- What to do
Give a verbatim quotation of every record.

- Extracted records
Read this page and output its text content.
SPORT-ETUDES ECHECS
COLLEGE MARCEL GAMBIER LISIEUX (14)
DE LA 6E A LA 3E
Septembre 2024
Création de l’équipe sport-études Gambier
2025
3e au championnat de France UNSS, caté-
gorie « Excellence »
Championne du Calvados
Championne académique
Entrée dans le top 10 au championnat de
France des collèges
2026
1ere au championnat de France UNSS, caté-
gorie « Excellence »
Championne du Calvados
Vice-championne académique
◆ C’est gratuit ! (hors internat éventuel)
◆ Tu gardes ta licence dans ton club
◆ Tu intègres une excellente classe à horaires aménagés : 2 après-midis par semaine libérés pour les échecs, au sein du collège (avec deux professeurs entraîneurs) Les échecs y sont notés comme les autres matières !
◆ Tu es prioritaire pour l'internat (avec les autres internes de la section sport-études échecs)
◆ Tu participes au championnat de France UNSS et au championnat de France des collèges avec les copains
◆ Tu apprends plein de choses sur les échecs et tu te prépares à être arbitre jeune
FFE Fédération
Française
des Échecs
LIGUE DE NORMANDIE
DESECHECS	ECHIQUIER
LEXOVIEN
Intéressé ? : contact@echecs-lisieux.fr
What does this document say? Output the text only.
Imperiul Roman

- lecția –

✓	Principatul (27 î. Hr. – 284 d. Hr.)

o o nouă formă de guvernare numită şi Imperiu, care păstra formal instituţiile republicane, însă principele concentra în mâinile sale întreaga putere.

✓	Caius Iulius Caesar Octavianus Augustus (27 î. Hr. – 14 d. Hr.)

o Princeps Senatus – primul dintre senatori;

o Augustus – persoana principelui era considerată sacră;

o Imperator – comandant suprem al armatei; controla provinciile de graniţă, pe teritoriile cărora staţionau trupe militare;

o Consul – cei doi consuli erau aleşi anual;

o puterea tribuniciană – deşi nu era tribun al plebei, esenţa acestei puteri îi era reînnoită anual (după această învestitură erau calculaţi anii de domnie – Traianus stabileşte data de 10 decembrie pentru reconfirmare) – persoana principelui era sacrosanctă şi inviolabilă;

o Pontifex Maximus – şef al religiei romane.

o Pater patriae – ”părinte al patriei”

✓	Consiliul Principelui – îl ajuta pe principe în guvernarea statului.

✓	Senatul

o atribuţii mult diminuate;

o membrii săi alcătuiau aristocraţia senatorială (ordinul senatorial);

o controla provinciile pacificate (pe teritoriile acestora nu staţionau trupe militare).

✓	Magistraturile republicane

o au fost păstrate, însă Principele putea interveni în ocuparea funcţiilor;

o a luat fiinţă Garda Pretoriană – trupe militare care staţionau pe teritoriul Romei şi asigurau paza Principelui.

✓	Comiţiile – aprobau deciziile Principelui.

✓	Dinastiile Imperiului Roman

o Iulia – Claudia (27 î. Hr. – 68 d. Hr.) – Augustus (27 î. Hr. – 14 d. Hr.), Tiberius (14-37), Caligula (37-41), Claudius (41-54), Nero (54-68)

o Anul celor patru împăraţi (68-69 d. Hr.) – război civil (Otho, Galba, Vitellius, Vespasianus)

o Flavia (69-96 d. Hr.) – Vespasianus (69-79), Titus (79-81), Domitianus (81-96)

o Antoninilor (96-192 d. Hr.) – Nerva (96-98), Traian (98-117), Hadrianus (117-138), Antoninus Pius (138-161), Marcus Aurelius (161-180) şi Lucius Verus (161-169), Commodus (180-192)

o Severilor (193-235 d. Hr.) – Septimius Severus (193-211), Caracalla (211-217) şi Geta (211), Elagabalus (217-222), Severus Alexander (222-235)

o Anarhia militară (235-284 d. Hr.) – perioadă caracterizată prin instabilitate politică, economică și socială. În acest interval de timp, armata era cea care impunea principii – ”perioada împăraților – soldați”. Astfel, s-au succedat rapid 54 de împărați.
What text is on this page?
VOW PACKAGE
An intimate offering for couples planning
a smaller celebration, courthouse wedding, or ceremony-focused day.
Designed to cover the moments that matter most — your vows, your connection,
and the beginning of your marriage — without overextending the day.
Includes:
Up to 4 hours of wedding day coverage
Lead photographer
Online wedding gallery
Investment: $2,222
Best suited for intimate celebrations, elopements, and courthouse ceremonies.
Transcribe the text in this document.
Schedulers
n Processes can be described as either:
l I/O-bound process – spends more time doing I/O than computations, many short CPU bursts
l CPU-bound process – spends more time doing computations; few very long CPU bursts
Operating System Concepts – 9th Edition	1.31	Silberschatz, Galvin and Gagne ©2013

- Solution to the exercise
Read this page and output its text content.
SPORT-ETUDES ECHECS
COLLEGE MARCEL GAMBIER LISIEUX (14)
DE LA 6E A LA 3E
Septembre 2024
Création de l’équipe sport-études Gambier
2025
3e au championnat de France UNSS, caté-
gorie « Excellence »
Championne du Calvados
Championne académique
Entrée dans le top 10 au championnat de
France des collèges
2026
1ere au championnat de France UNSS, caté-
gorie « Excellence »
Championne du Calvados
Vice-championne académique
◆ C’est gratuit ! (hors internat éventuel)
◆ Tu gardes ta licence dans ton club
◆ Tu intègres une excellente classe à horaires aménagés : 2 après-midis par semaine libérés pour les échecs, au sein du collège (avec deux professeurs entraîneurs) Les échecs y sont notés comme les autres matières !
◆ Tu es prioritaire pour l'internat (avec les autres internes de la section sport-études échecs)
◆ Tu participes au championnat de France UNSS et au championnat de France des collèges avec les copains
◆ Tu apprends plein de choses sur les échecs et tu te prépares à être arbitre jeune
FFE Fédération
Française
des Échecs
LIGUE DE NORMANDIE
DESECHECS	ECHIQUIER
LEXOVIEN
Intéressé ? : contact@echecs-lisieux.fr
What does this document say? Output the text only.
Imperiul Roman

- lecția –

✓	Principatul (27 î. Hr. – 284 d. Hr.)

o o nouă formă de guvernare numită şi Imperiu, care păstra formal instituţiile republicane, însă principele concentra în mâinile sale întreaga putere.

✓	Caius Iulius Caesar Octavianus Augustus (27 î. Hr. – 14 d. Hr.)

o Princeps Senatus – primul dintre senatori;

o Augustus – persoana principelui era considerată sacră;

o Imperator – comandant suprem al armatei; controla provinciile de graniţă, pe teritoriile cărora staţionau trupe militare;

o Consul – cei doi consuli erau aleşi anual;

o puterea tribuniciană – deşi nu era tribun al plebei, esenţa acestei puteri îi era reînnoită anual (după această învestitură erau calculaţi anii de domnie – Traianus stabileşte data de 10 decembrie pentru reconfirmare) – persoana principelui era sacrosanctă şi inviolabilă;

o Pontifex Maximus – şef al religiei romane.

o Pater patriae – ”părinte al patriei”

✓	Consiliul Principelui – îl ajuta pe principe în guvernarea statului.

✓	Senatul

o atribuţii mult diminuate;

o membrii săi alcătuiau aristocraţia senatorială (ordinul senatorial);

o controla provinciile pacificate (pe teritoriile acestora nu staţionau trupe militare).

✓	Magistraturile republicane

o au fost păstrate, însă Principele putea interveni în ocuparea funcţiilor;

o a luat fiinţă Garda Pretoriană – trupe militare care staţionau pe teritoriul Romei şi asigurau paza Principelui.

✓	Comiţiile – aprobau deciziile Principelui.

✓	Dinastiile Imperiului Roman

o Iulia – Claudia (27 î. Hr. – 68 d. Hr.) – Augustus (27 î. Hr. – 14 d. Hr.), Tiberius (14-37), Caligula (37-41), Claudius (41-54), Nero (54-68)

o Anul celor patru împăraţi (68-69 d. Hr.) – război civil (Otho, Galba, Vitellius, Vespasianus)

o Flavia (69-96 d. Hr.) – Vespasianus (69-79), Titus (79-81), Domitianus (81-96)

o Antoninilor (96-192 d. Hr.) – Nerva (96-98), Traian (98-117), Hadrianus (117-138), Antoninus Pius (138-161), Marcus Aurelius (161-180) şi Lucius Verus (161-169), Commodus (180-192)

o Severilor (193-235 d. Hr.) – Septimius Severus (193-211), Caracalla (211-217) şi Geta (211), Elagabalus (217-222), Severus Alexander (222-235)

o Anarhia militară (235-284 d. Hr.) – perioadă caracterizată prin instabilitate politică, economică și socială. În acest interval de timp, armata era cea care impunea principii – ”perioada împăraților – soldați”. Astfel, s-au succedat rapid 54 de împărați.
What text is on this page?
VOW PACKAGE
An intimate offering for couples planning
a smaller celebration, courthouse wedding, or ceremony-focused day.
Designed to cover the moments that matter most — your vows, your connection,
and the beginning of your marriage — without overextending the day.
Includes:
Up to 4 hours of wedding day coverage
Lead photographer
Online wedding gallery
Investment: $2,222
Best suited for intimate celebrations, elopements, and courthouse ceremonies.
Transcribe the text in this document.
Schedulers
n Processes can be described as either:
l I/O-bound process – spends more time doing I/O than computations, many short CPU bursts
l CPU-bound process – spends more time doing computations; few very long CPU bursts
Operating System Concepts – 9th Edition	1.31	Silberschatz, Galvin and Gagne ©2013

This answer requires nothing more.